* [WHAT THE TASK ASKS]:
Count how many lines include "does" and answer with that number only.

* [DATA FOR THIS TASK]:
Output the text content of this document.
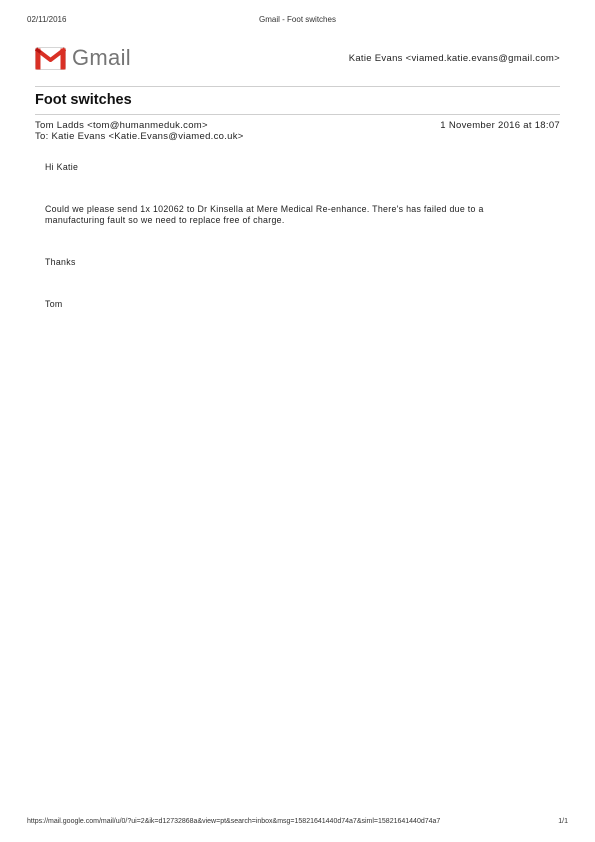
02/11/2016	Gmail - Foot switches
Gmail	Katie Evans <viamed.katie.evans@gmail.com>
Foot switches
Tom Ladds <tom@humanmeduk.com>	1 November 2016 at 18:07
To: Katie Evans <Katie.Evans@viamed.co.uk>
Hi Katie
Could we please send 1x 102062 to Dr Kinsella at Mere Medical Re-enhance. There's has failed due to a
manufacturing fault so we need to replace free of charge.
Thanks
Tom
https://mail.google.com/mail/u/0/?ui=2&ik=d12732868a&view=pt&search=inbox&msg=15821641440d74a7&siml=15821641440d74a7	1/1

==

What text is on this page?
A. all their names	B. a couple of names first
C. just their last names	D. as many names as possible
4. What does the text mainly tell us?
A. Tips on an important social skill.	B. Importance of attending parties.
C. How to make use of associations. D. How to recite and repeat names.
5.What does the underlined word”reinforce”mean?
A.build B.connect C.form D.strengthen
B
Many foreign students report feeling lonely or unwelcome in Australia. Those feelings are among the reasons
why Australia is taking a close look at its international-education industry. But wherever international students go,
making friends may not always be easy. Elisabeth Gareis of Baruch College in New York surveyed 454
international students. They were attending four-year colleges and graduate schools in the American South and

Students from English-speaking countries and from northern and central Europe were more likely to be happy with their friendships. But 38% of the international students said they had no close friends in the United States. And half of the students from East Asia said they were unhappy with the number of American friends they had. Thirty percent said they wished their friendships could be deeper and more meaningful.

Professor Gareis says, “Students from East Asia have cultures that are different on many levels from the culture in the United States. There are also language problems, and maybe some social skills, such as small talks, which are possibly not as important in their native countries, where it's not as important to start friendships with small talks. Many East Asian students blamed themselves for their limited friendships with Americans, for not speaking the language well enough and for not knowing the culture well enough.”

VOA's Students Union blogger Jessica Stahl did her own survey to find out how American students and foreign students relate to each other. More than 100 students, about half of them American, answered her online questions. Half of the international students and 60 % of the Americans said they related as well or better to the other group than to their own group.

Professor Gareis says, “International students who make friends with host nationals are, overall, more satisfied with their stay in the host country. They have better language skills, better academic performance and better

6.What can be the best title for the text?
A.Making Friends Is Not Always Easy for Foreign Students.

* [FINAL RESULT]:
2